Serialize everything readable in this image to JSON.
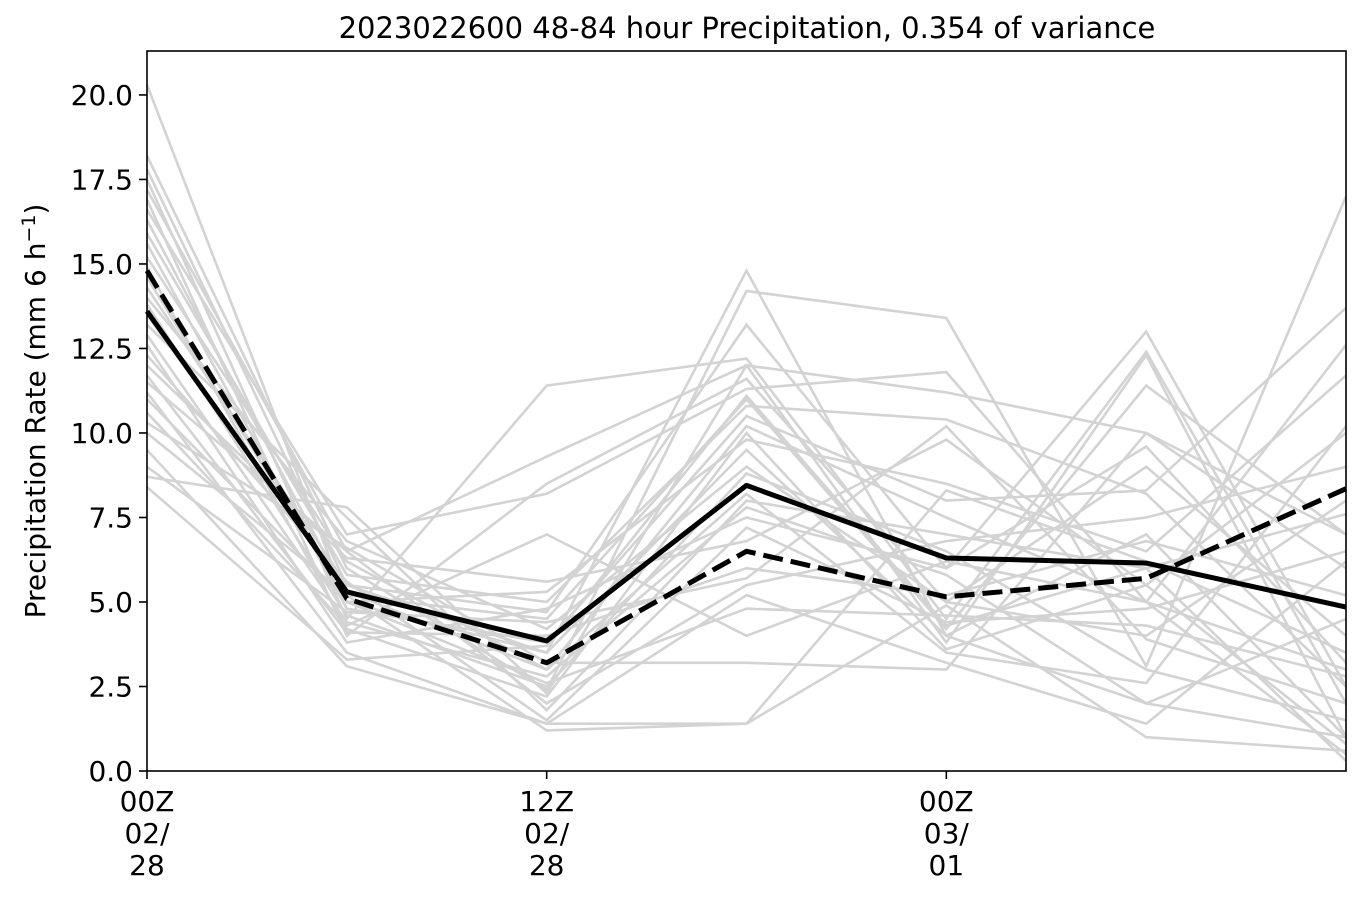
{
  "chart_data": {
    "type": "line",
    "title": "2023022600 48-84 hour Precipitation, 0.354 of variance",
    "ylabel_main": "Precipitation Rate (mm 6 h",
    "ylabel_sup": "−1",
    "ylabel_close": ")",
    "xlim": [
      0,
      6
    ],
    "ylim": [
      0,
      21.3
    ],
    "yticks": [
      {
        "value": 0,
        "label": "0.0"
      },
      {
        "value": 2.5,
        "label": "2.5"
      },
      {
        "value": 5,
        "label": "5.0"
      },
      {
        "value": 7.5,
        "label": "7.5"
      },
      {
        "value": 10,
        "label": "10.0"
      },
      {
        "value": 12.5,
        "label": "12.5"
      },
      {
        "value": 15,
        "label": "15.0"
      },
      {
        "value": 17.5,
        "label": "17.5"
      },
      {
        "value": 20,
        "label": "20.0"
      }
    ],
    "xticks": [
      {
        "value": 0,
        "lines": [
          "00Z",
          "02/",
          "28"
        ]
      },
      {
        "value": 2,
        "lines": [
          "12Z",
          "02/",
          "28"
        ]
      },
      {
        "value": 4,
        "lines": [
          "00Z",
          "03/",
          "01"
        ]
      }
    ],
    "ensemble_color": "#d3d3d3",
    "ensemble": [
      [
        20.3,
        5.0,
        3.5,
        14.8,
        4.0,
        2.0,
        1.0
      ],
      [
        18.2,
        6.0,
        2.4,
        14.2,
        13.4,
        3.1,
        17.0
      ],
      [
        17.8,
        5.5,
        4.7,
        13.2,
        6.0,
        13.0,
        2.5
      ],
      [
        17.5,
        4.5,
        11.4,
        12.2,
        4.5,
        12.4,
        2.0
      ],
      [
        17.2,
        6.5,
        9.3,
        12.0,
        11.2,
        10.0,
        6.0
      ],
      [
        16.9,
        4.0,
        8.5,
        11.6,
        5.0,
        9.0,
        4.0
      ],
      [
        16.6,
        7.0,
        8.2,
        11.3,
        11.8,
        5.0,
        3.0
      ],
      [
        16.3,
        5.2,
        4.5,
        11.0,
        4.2,
        11.4,
        7.0
      ],
      [
        15.9,
        5.8,
        5.0,
        10.8,
        10.4,
        8.2,
        2.5
      ],
      [
        15.6,
        4.8,
        3.8,
        10.5,
        8.0,
        8.3,
        13.7
      ],
      [
        15.2,
        6.2,
        3.0,
        10.2,
        7.5,
        5.0,
        12.6
      ],
      [
        14.9,
        4.2,
        2.2,
        10.0,
        3.6,
        5.5,
        10.0
      ],
      [
        14.6,
        5.0,
        5.3,
        9.8,
        8.5,
        6.5,
        11.7
      ],
      [
        14.3,
        5.5,
        3.5,
        9.5,
        4.0,
        7.0,
        1.0
      ],
      [
        14.0,
        6.8,
        4.2,
        9.0,
        5.0,
        4.0,
        8.0
      ],
      [
        13.8,
        4.6,
        2.5,
        8.8,
        6.5,
        3.0,
        1.5
      ],
      [
        13.5,
        5.3,
        3.0,
        8.2,
        3.5,
        2.6,
        10.2
      ],
      [
        13.2,
        7.5,
        1.8,
        8.0,
        7.0,
        6.0,
        7.6
      ],
      [
        12.9,
        4.4,
        2.8,
        7.8,
        5.8,
        2.0,
        4.5
      ],
      [
        12.6,
        3.8,
        4.8,
        7.5,
        6.0,
        9.6,
        3.2
      ],
      [
        12.3,
        5.6,
        1.5,
        7.2,
        4.4,
        4.8,
        6.5
      ],
      [
        12.0,
        6.3,
        5.6,
        6.8,
        9.8,
        5.5,
        0.8
      ],
      [
        11.7,
        4.1,
        4.0,
        6.0,
        5.2,
        6.8,
        5.2
      ],
      [
        11.5,
        6.5,
        2.0,
        5.5,
        6.8,
        7.5,
        9.0
      ],
      [
        11.2,
        3.5,
        1.4,
        5.2,
        3.2,
        1.4,
        6.2
      ],
      [
        11.0,
        5.0,
        2.6,
        4.8,
        4.6,
        4.3,
        2.8
      ],
      [
        10.6,
        4.3,
        7.0,
        4.0,
        6.2,
        5.0,
        0.5
      ],
      [
        10.3,
        6.6,
        3.2,
        3.2,
        3.0,
        10.0,
        7.0
      ],
      [
        10.0,
        5.2,
        1.2,
        1.4,
        8.3,
        6.2,
        3.5
      ],
      [
        9.5,
        3.1,
        1.4,
        1.4,
        4.9,
        1.0,
        0.6
      ],
      [
        9.0,
        4.7,
        4.4,
        5.7,
        10.2,
        3.9,
        2.0
      ],
      [
        8.7,
        7.8,
        2.3,
        12.0,
        3.8,
        12.3,
        1.0
      ],
      [
        8.4,
        3.3,
        3.7,
        11.1,
        4.3,
        6.0,
        0.3
      ]
    ],
    "series": [
      {
        "style": "solid",
        "color": "#000000",
        "values": [
          13.6,
          5.3,
          3.85,
          8.45,
          6.3,
          6.15,
          4.85
        ]
      },
      {
        "style": "dashed",
        "color": "#000000",
        "values": [
          14.8,
          5.1,
          3.2,
          6.5,
          5.15,
          5.7,
          8.35
        ]
      }
    ]
  }
}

◆ Objective ◆
Within the material above, find the lines that contain the word "Precipitation"; copy them.

◆ Correct response ◆
    "title": "2023022600 48-84 hour Precipitation, 0.354 of variance",
    "ylabel_main": "Precipitation Rate (mm 6 h",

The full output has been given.